◆ INFORMATION SUPPLIED:
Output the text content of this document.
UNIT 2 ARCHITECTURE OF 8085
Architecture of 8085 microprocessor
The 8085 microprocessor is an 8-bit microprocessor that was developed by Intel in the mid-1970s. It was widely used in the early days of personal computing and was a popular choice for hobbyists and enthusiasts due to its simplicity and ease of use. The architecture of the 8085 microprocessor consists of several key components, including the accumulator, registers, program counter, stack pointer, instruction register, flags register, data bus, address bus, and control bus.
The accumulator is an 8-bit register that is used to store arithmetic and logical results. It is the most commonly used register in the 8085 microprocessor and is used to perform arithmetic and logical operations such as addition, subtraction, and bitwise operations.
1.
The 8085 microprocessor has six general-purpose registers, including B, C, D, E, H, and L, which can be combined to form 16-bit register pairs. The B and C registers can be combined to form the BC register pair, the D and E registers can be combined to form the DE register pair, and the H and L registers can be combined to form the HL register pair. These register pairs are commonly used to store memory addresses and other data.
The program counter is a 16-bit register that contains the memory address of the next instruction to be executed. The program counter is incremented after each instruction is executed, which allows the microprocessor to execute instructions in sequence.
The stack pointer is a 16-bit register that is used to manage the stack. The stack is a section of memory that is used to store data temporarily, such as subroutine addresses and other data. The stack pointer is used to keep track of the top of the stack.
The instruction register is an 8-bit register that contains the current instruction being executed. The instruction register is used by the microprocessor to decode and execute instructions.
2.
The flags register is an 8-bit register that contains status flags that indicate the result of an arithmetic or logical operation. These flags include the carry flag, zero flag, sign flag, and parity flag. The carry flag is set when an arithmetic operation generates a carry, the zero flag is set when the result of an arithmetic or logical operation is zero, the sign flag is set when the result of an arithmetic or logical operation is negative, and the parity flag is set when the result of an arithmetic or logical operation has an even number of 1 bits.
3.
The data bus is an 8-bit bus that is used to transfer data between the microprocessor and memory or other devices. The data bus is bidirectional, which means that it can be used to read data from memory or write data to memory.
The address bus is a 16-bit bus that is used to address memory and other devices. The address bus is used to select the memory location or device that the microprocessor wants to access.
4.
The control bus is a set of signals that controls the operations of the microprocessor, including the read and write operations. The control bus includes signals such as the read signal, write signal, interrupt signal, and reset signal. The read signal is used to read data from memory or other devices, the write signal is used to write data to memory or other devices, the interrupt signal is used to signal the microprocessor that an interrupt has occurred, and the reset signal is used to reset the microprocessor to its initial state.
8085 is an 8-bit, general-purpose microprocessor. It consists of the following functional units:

◆ WHAT YOU ARE ASKED TO DO:
Reproduce the records above exactly.

◆ EXPECTED OUTPUT:
Output the text content of this document.
UNIT 2 ARCHITECTURE OF 8085
Architecture of 8085 microprocessor
The 8085 microprocessor is an 8-bit microprocessor that was developed by Intel in the mid-1970s. It was widely used in the early days of personal computing and was a popular choice for hobbyists and enthusiasts due to its simplicity and ease of use. The architecture of the 8085 microprocessor consists of several key components, including the accumulator, registers, program counter, stack pointer, instruction register, flags register, data bus, address bus, and control bus.
The accumulator is an 8-bit register that is used to store arithmetic and logical results. It is the most commonly used register in the 8085 microprocessor and is used to perform arithmetic and logical operations such as addition, subtraction, and bitwise operations.
1.
The 8085 microprocessor has six general-purpose registers, including B, C, D, E, H, and L, which can be combined to form 16-bit register pairs. The B and C registers can be combined to form the BC register pair, the D and E registers can be combined to form the DE register pair, and the H and L registers can be combined to form the HL register pair. These register pairs are commonly used to store memory addresses and other data.
The program counter is a 16-bit register that contains the memory address of the next instruction to be executed. The program counter is incremented after each instruction is executed, which allows the microprocessor to execute instructions in sequence.
The stack pointer is a 16-bit register that is used to manage the stack. The stack is a section of memory that is used to store data temporarily, such as subroutine addresses and other data. The stack pointer is used to keep track of the top of the stack.
The instruction register is an 8-bit register that contains the current instruction being executed. The instruction register is used by the microprocessor to decode and execute instructions.
2.
The flags register is an 8-bit register that contains status flags that indicate the result of an arithmetic or logical operation. These flags include the carry flag, zero flag, sign flag, and parity flag. The carry flag is set when an arithmetic operation generates a carry, the zero flag is set when the result of an arithmetic or logical operation is zero, the sign flag is set when the result of an arithmetic or logical operation is negative, and the parity flag is set when the result of an arithmetic or logical operation has an even number of 1 bits.
3.
The data bus is an 8-bit bus that is used to transfer data between the microprocessor and memory or other devices. The data bus is bidirectional, which means that it can be used to read data from memory or write data to memory.
The address bus is a 16-bit bus that is used to address memory and other devices. The address bus is used to select the memory location or device that the microprocessor wants to access.
4.
The control bus is a set of signals that controls the operations of the microprocessor, including the read and write operations. The control bus includes signals such as the read signal, write signal, interrupt signal, and reset signal. The read signal is used to read data from memory or other devices, the write signal is used to write data to memory or other devices, the interrupt signal is used to signal the microprocessor that an interrupt has occurred, and the reset signal is used to reset the microprocessor to its initial state.
8085 is an 8-bit, general-purpose microprocessor. It consists of the following functional units:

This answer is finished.